WORK TO BE COMPLETED:
Quote, verbatim, all material below, without pictures.

DATA LINES:
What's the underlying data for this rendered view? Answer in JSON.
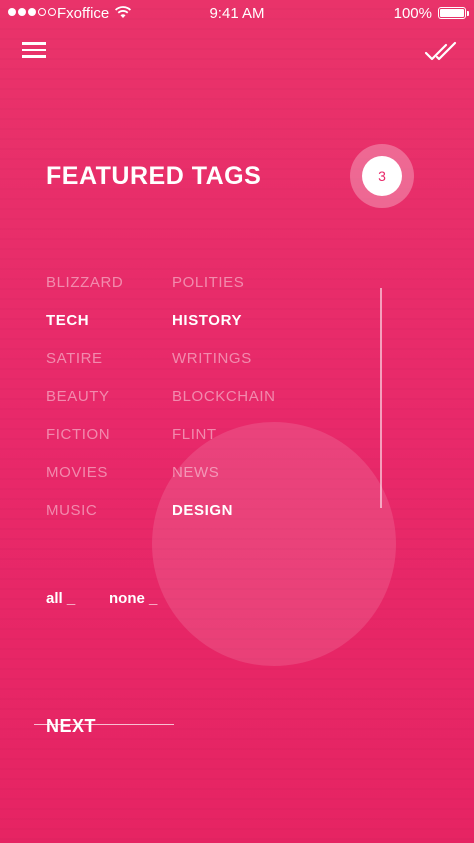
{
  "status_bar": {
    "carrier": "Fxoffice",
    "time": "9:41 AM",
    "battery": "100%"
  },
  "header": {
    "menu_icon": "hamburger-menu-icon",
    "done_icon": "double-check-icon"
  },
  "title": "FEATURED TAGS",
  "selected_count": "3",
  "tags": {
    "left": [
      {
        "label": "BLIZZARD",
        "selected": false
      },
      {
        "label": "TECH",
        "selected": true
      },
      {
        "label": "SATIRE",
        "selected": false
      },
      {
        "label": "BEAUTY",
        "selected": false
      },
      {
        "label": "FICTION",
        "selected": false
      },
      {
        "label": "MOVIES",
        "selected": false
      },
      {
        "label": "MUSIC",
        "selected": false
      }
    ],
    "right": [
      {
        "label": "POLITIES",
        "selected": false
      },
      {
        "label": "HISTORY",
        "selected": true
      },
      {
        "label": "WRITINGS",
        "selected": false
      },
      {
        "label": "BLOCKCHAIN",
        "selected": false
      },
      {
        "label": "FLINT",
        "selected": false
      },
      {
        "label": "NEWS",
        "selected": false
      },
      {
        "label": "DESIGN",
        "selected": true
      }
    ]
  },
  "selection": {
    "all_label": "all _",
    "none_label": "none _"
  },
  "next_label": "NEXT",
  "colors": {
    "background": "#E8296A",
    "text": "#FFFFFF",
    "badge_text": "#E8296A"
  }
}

RESULT FOR THIS TASK:
What's the underlying data for this rendered view? Answer in JSON.
{
  "status_bar": {
    "carrier": "Fxoffice",
    "time": "9:41 AM",
    "battery": "100%"
  },
  "header": {
    "menu_icon": "hamburger-menu-icon",
    "done_icon": "double-check-icon"
  },
  "title": "FEATURED TAGS",
  "selected_count": "3",
  "tags": {
    "left": [
      {
        "label": "BLIZZARD",
        "selected": false
      },
      {
        "label": "TECH",
        "selected": true
      },
      {
        "label": "SATIRE",
        "selected": false
      },
      {
        "label": "BEAUTY",
        "selected": false
      },
      {
        "label": "FICTION",
        "selected": false
      },
      {
        "label": "MOVIES",
        "selected": false
      },
      {
        "label": "MUSIC",
        "selected": false
      }
    ],
    "right": [
      {
        "label": "POLITIES",
        "selected": false
      },
      {
        "label": "HISTORY",
        "selected": true
      },
      {
        "label": "WRITINGS",
        "selected": false
      },
      {
        "label": "BLOCKCHAIN",
        "selected": false
      },
      {
        "label": "FLINT",
        "selected": false
      },
      {
        "label": "NEWS",
        "selected": false
      },
      {
        "label": "DESIGN",
        "selected": true
      }
    ]
  },
  "selection": {
    "all_label": "all _",
    "none_label": "none _"
  },
  "next_label": "NEXT",
  "colors": {
    "background": "#E8296A",
    "text": "#FFFFFF",
    "badge_text": "#E8296A"
  }
}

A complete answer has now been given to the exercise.